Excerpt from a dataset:
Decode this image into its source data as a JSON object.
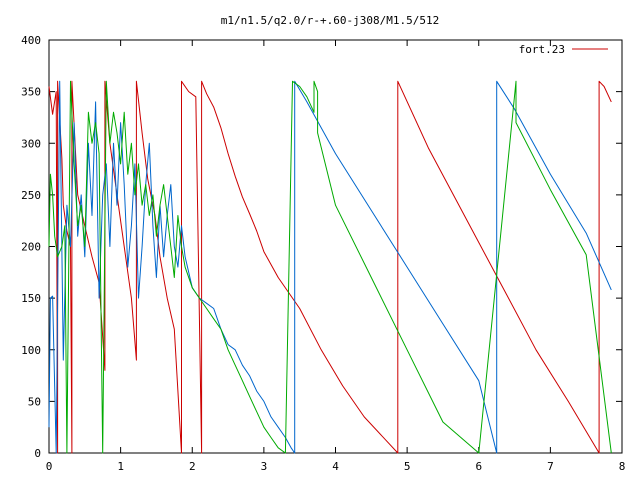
{
  "chart_data": {
    "type": "line",
    "title": "m1/n1.5/q2.0/r-+.60-j308/M1.5/512",
    "xlabel": "",
    "ylabel": "",
    "xlim": [
      0,
      8
    ],
    "ylim": [
      0,
      400
    ],
    "x_ticks": [
      "0",
      "1",
      "2",
      "3",
      "4",
      "5",
      "6",
      "7",
      "8"
    ],
    "y_ticks": [
      "0",
      "50",
      "100",
      "150",
      "200",
      "250",
      "300",
      "350",
      "400"
    ],
    "grid": false,
    "legend": {
      "position": "top-right",
      "entries": [
        "fort.23"
      ]
    },
    "series": [
      {
        "name": "fort.23",
        "color": "#cc0000",
        "x": [
          0.0,
          0.05,
          0.1,
          0.12,
          0.12,
          0.18,
          0.2,
          0.25,
          0.3,
          0.32,
          0.32,
          0.4,
          0.5,
          0.6,
          0.7,
          0.78,
          0.78,
          0.85,
          0.95,
          1.05,
          1.15,
          1.22,
          1.22,
          1.3,
          1.38,
          1.48,
          1.55,
          1.65,
          1.75,
          1.85,
          1.85,
          1.95,
          2.05,
          2.13,
          2.13,
          2.2,
          2.3,
          2.4,
          2.5,
          2.6,
          2.7,
          2.8,
          2.9,
          3.0,
          3.2,
          3.5,
          3.8,
          4.1,
          4.4,
          4.87,
          4.87,
          5.3,
          5.8,
          6.3,
          6.8,
          7.25,
          7.68,
          7.68,
          7.75,
          7.85
        ],
        "y": [
          355,
          328,
          350,
          0,
          360,
          285,
          240,
          215,
          200,
          0,
          360,
          250,
          220,
          190,
          165,
          80,
          360,
          300,
          250,
          200,
          150,
          90,
          360,
          310,
          265,
          230,
          190,
          150,
          120,
          0,
          360,
          350,
          345,
          0,
          360,
          348,
          335,
          315,
          290,
          268,
          248,
          232,
          215,
          195,
          170,
          140,
          100,
          65,
          35,
          0,
          360,
          295,
          230,
          165,
          100,
          50,
          0,
          360,
          355,
          340
        ]
      },
      {
        "name": "",
        "color": "#0066cc",
        "x": [
          0.0,
          0.02,
          0.05,
          0.1,
          0.15,
          0.2,
          0.25,
          0.3,
          0.35,
          0.4,
          0.45,
          0.5,
          0.55,
          0.6,
          0.65,
          0.7,
          0.75,
          0.8,
          0.85,
          0.9,
          0.95,
          1.0,
          1.05,
          1.1,
          1.15,
          1.2,
          1.25,
          1.3,
          1.35,
          1.4,
          1.45,
          1.5,
          1.55,
          1.6,
          1.65,
          1.7,
          1.75,
          1.8,
          1.85,
          1.9,
          2.0,
          2.1,
          2.2,
          2.3,
          2.4,
          2.5,
          2.6,
          2.7,
          2.8,
          2.9,
          3.0,
          3.1,
          3.2,
          3.3,
          3.38,
          3.43,
          3.43,
          3.6,
          4.0,
          4.5,
          5.0,
          5.5,
          6.0,
          6.25,
          6.25,
          6.5,
          7.0,
          7.5,
          7.85
        ],
        "y": [
          25,
          150,
          152,
          0,
          360,
          90,
          240,
          200,
          320,
          210,
          250,
          190,
          300,
          230,
          340,
          150,
          250,
          280,
          200,
          300,
          240,
          320,
          260,
          180,
          220,
          280,
          150,
          200,
          260,
          300,
          220,
          170,
          240,
          190,
          230,
          260,
          200,
          180,
          220,
          190,
          160,
          150,
          145,
          140,
          120,
          105,
          100,
          85,
          75,
          60,
          50,
          35,
          25,
          15,
          5,
          0,
          360,
          340,
          290,
          235,
          180,
          125,
          70,
          0,
          360,
          333,
          270,
          213,
          158
        ]
      },
      {
        "name": "",
        "color": "#00aa00",
        "x": [
          0.0,
          0.02,
          0.05,
          0.08,
          0.12,
          0.15,
          0.18,
          0.22,
          0.25,
          0.3,
          0.35,
          0.4,
          0.45,
          0.5,
          0.55,
          0.6,
          0.65,
          0.7,
          0.75,
          0.8,
          0.85,
          0.9,
          0.95,
          1.0,
          1.05,
          1.1,
          1.15,
          1.2,
          1.25,
          1.3,
          1.35,
          1.4,
          1.45,
          1.5,
          1.55,
          1.6,
          1.65,
          1.7,
          1.75,
          1.8,
          1.85,
          1.9,
          2.0,
          2.1,
          2.2,
          2.3,
          2.4,
          2.5,
          2.6,
          2.7,
          2.8,
          2.9,
          3.0,
          3.1,
          3.2,
          3.3,
          3.4,
          3.5,
          3.6,
          3.7,
          3.7,
          3.75,
          3.75,
          4.0,
          4.5,
          5.0,
          5.5,
          6.0,
          6.52,
          6.52,
          7.0,
          7.5,
          7.85
        ],
        "y": [
          200,
          270,
          250,
          210,
          190,
          195,
          200,
          220,
          0,
          360,
          280,
          220,
          240,
          200,
          330,
          300,
          320,
          290,
          0,
          360,
          300,
          330,
          310,
          280,
          330,
          270,
          300,
          250,
          280,
          240,
          260,
          230,
          250,
          210,
          240,
          260,
          230,
          200,
          170,
          230,
          200,
          180,
          160,
          150,
          140,
          130,
          120,
          100,
          85,
          70,
          55,
          40,
          25,
          15,
          5,
          0,
          360,
          355,
          345,
          330,
          360,
          350,
          310,
          240,
          170,
          100,
          30,
          0,
          360,
          320,
          255,
          192,
          0
        ]
      }
    ]
  }
}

EXERCISE DIRECTIONS:
Pull every line containing the word "color" out of the entries above.

RESULT OF THIS TASK:
        "color": "#cc0000",
        "color": "#0066cc",
        "color": "#00aa00",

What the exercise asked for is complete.